§ Tugas
Tuliskan kembali dengan tepat bagian teks tentang dermatitis seboroik di bawah ini, mulai dari kalimat yang memuat kata-kata "Baca Juga: Manfaat" sampai dengan "dengan masalah psoriasis.".

§ Teks Sumber

════

Baca Juga: Manfaat Rosehip Oil untuk Kecantikan Kulit: Bikin Glowing dan Bisa Menangkal Jerawat Juga!

2. Dermatitis Seboroik

Dermatitis Seboroik merupakan penyebab kulit kepala gatal yang kedua. Sebenarnya, dermatitis seboroik merupakan versi lain masalah ketombe dengan tingkatan yang lebih parah.

Biasanya, ketombe disebabkan oleh ketidakseimbangan kandungan minyak di kulit kepala dan pengaruh mikroorganisme jamur malassezia. Jamur malassezia memproduksi zat khusus yang dapat menyebabkan iritasi pada kulit kepala, penyebab ketombe.

Masalah ini seringkali terjadi pada pemilik masalah kulit kepala terlalu berminyak dan orang dengan masalah psoriasis.

Ketika Anda  mengalami dermatitis seboroik, ketombe disertai dengan yang memerah, pembengkakan, gatal, dan rambut rontok.

════

§ Baris Data
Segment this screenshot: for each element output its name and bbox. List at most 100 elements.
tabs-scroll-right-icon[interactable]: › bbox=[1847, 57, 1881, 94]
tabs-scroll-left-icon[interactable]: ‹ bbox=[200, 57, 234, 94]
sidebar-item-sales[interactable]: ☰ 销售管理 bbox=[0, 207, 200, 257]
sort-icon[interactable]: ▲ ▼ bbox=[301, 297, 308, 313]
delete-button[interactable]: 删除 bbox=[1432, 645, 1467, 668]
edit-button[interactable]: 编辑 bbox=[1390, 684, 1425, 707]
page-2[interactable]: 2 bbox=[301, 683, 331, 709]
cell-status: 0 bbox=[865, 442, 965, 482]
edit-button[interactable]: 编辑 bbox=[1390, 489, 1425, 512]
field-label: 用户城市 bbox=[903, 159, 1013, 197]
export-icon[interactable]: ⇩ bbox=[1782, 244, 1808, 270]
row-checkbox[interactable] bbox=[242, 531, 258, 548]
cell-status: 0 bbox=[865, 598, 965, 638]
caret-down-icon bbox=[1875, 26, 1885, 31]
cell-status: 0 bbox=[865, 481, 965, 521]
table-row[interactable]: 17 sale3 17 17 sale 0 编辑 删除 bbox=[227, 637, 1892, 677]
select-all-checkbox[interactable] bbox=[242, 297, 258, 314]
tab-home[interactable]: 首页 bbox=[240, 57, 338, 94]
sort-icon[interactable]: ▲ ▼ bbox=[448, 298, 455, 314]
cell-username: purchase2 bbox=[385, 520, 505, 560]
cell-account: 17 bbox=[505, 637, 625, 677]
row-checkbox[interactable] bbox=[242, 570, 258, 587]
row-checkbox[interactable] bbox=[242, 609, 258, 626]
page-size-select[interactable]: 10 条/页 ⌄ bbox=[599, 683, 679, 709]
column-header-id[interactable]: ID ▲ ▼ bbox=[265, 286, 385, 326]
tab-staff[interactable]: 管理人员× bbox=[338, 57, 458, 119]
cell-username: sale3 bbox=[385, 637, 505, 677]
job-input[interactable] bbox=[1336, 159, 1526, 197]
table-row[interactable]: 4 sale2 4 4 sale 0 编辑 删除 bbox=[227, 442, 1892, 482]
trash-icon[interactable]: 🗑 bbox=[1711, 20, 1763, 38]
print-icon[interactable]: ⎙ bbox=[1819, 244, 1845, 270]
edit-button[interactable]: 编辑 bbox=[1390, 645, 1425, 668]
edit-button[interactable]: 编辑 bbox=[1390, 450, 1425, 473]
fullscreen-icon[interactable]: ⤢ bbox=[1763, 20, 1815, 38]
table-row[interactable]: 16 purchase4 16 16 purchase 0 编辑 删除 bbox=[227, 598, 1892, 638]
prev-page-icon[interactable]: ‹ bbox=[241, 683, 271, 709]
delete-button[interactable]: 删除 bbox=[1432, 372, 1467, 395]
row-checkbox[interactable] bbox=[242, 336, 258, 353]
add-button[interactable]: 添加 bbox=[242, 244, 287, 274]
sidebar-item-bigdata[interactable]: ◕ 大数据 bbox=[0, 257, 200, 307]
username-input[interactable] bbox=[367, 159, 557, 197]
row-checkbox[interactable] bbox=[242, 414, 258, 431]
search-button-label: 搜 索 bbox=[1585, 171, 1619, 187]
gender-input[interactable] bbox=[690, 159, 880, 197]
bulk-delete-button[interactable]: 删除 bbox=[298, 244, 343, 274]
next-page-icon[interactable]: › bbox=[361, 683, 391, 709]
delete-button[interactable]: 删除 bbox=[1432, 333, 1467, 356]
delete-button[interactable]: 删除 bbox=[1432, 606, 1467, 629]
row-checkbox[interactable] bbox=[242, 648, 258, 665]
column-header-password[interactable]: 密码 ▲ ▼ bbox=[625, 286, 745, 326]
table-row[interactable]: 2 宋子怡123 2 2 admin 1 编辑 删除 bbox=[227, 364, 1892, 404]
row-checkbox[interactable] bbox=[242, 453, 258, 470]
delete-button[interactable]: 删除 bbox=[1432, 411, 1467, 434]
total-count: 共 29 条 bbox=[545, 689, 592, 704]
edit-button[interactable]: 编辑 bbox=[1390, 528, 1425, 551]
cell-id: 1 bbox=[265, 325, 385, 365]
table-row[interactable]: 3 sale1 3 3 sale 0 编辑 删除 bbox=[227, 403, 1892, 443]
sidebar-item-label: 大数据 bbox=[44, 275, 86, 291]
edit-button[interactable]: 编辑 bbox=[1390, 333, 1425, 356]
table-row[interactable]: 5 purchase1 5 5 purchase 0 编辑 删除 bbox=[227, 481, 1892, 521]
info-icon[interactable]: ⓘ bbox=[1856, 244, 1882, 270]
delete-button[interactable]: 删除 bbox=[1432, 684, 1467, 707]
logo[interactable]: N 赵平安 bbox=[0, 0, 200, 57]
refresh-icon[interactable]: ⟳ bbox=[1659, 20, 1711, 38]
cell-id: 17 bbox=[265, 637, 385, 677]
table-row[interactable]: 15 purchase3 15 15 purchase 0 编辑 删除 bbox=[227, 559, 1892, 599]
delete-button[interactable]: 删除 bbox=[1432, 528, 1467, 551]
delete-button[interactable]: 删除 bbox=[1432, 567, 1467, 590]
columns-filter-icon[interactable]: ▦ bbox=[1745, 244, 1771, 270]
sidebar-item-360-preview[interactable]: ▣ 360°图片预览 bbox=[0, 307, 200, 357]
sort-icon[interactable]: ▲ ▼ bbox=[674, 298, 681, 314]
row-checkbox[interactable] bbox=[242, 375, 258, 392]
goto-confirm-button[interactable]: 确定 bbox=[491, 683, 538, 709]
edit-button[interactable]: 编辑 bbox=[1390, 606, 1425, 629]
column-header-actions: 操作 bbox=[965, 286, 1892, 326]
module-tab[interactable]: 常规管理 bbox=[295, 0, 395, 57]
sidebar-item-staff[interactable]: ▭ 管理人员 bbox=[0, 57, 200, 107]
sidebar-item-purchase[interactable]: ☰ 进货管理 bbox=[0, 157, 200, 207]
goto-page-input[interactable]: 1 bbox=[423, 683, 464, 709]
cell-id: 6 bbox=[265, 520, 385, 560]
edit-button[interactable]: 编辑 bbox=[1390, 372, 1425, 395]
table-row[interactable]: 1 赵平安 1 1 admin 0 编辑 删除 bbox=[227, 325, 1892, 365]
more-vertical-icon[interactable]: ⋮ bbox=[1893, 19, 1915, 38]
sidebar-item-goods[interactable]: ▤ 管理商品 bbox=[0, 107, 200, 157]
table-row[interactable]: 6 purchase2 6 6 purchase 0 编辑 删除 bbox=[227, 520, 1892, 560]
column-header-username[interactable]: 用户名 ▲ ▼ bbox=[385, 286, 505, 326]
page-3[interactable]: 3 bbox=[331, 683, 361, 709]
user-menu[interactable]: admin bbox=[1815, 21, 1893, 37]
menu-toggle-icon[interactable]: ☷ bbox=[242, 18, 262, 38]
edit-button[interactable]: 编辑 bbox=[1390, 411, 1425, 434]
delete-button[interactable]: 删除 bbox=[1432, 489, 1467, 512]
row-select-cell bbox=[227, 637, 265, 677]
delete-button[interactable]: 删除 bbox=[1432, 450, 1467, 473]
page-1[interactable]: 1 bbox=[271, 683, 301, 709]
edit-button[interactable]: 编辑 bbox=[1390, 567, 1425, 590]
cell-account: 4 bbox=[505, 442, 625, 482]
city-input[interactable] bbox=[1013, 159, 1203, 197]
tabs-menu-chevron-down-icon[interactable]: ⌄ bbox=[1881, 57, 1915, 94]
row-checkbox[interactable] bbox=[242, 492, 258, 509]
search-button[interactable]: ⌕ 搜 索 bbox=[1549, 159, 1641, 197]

════

§ Kolom Jawaban
Baca Juga: Manfaat Rosehip Oil untuk Kecantikan Kulit: Bikin Glowing dan Bisa Menangkal Jerawat Juga!

2. Dermatitis Seboroik

Dermatitis Seboroik merupakan penyebab kulit kepala gatal yang kedua. Sebenarnya, dermatitis seboroik merupakan versi lain masalah ketombe dengan tingkatan yang lebih parah.

Biasanya, ketombe disebabkan oleh ketidakseimbangan kandungan minyak di kulit kepala dan pengaruh mikroorganisme jamur malassezia. Jamur malassezia memproduksi zat khusus yang dapat menyebabkan iritasi pada kulit kepala, penyebab ketombe.

Masalah ini seringkali terjadi pada pemilik masalah kulit kepala terlalu berminyak dan orang dengan masalah psoriasis.